Problem to work on
Pictures aside, repeat every entry exactly.

Figure dataset records

::::

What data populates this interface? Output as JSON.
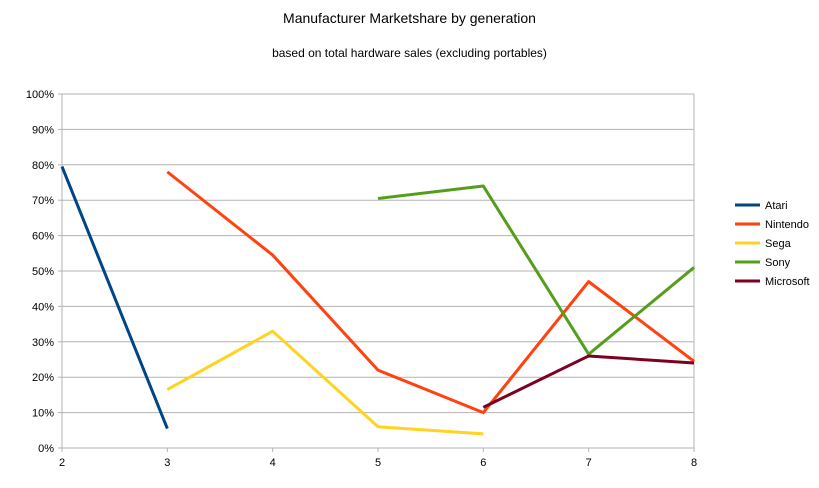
{
  "chart_data": {
    "type": "line",
    "title": "Manufacturer Marketshare by generation",
    "subtitle": "based on total hardware sales (excluding portables)",
    "xlabel": "",
    "ylabel": "",
    "x": [
      2,
      3,
      4,
      5,
      6,
      7,
      8
    ],
    "xlim": [
      2,
      8
    ],
    "ylim": [
      0,
      100
    ],
    "yticks": [
      "0%",
      "10%",
      "20%",
      "30%",
      "40%",
      "50%",
      "60%",
      "70%",
      "80%",
      "90%",
      "100%"
    ],
    "xticks": [
      "2",
      "3",
      "4",
      "5",
      "6",
      "7",
      "8"
    ],
    "grid": true,
    "legend_position": "right",
    "series": [
      {
        "name": "Atari",
        "color": "#004586",
        "values": [
          79.5,
          5.5,
          null,
          null,
          null,
          null,
          null
        ]
      },
      {
        "name": "Nintendo",
        "color": "#ff420e",
        "values": [
          null,
          78,
          54.5,
          22,
          10,
          47,
          24.5
        ]
      },
      {
        "name": "Sega",
        "color": "#ffd320",
        "values": [
          null,
          16.5,
          33,
          6,
          4,
          null,
          null
        ]
      },
      {
        "name": "Sony",
        "color": "#579d1c",
        "values": [
          null,
          null,
          null,
          70.5,
          74,
          26.5,
          51
        ]
      },
      {
        "name": "Microsoft",
        "color": "#7e0021",
        "values": [
          null,
          null,
          null,
          null,
          11.5,
          26,
          24
        ]
      }
    ]
  }
}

::::

Result for this task
What data populates this interface? Output as JSON.
{
  "chart_data": {
    "type": "line",
    "title": "Manufacturer Marketshare by generation",
    "subtitle": "based on total hardware sales (excluding portables)",
    "xlabel": "",
    "ylabel": "",
    "x": [
      2,
      3,
      4,
      5,
      6,
      7,
      8
    ],
    "xlim": [
      2,
      8
    ],
    "ylim": [
      0,
      100
    ],
    "yticks": [
      "0%",
      "10%",
      "20%",
      "30%",
      "40%",
      "50%",
      "60%",
      "70%",
      "80%",
      "90%",
      "100%"
    ],
    "xticks": [
      "2",
      "3",
      "4",
      "5",
      "6",
      "7",
      "8"
    ],
    "grid": true,
    "legend_position": "right",
    "series": [
      {
        "name": "Atari",
        "color": "#004586",
        "values": [
          79.5,
          5.5,
          null,
          null,
          null,
          null,
          null
        ]
      },
      {
        "name": "Nintendo",
        "color": "#ff420e",
        "values": [
          null,
          78,
          54.5,
          22,
          10,
          47,
          24.5
        ]
      },
      {
        "name": "Sega",
        "color": "#ffd320",
        "values": [
          null,
          16.5,
          33,
          6,
          4,
          null,
          null
        ]
      },
      {
        "name": "Sony",
        "color": "#579d1c",
        "values": [
          null,
          null,
          null,
          70.5,
          74,
          26.5,
          51
        ]
      },
      {
        "name": "Microsoft",
        "color": "#7e0021",
        "values": [
          null,
          null,
          null,
          null,
          11.5,
          26,
          24
        ]
      }
    ]
  }
}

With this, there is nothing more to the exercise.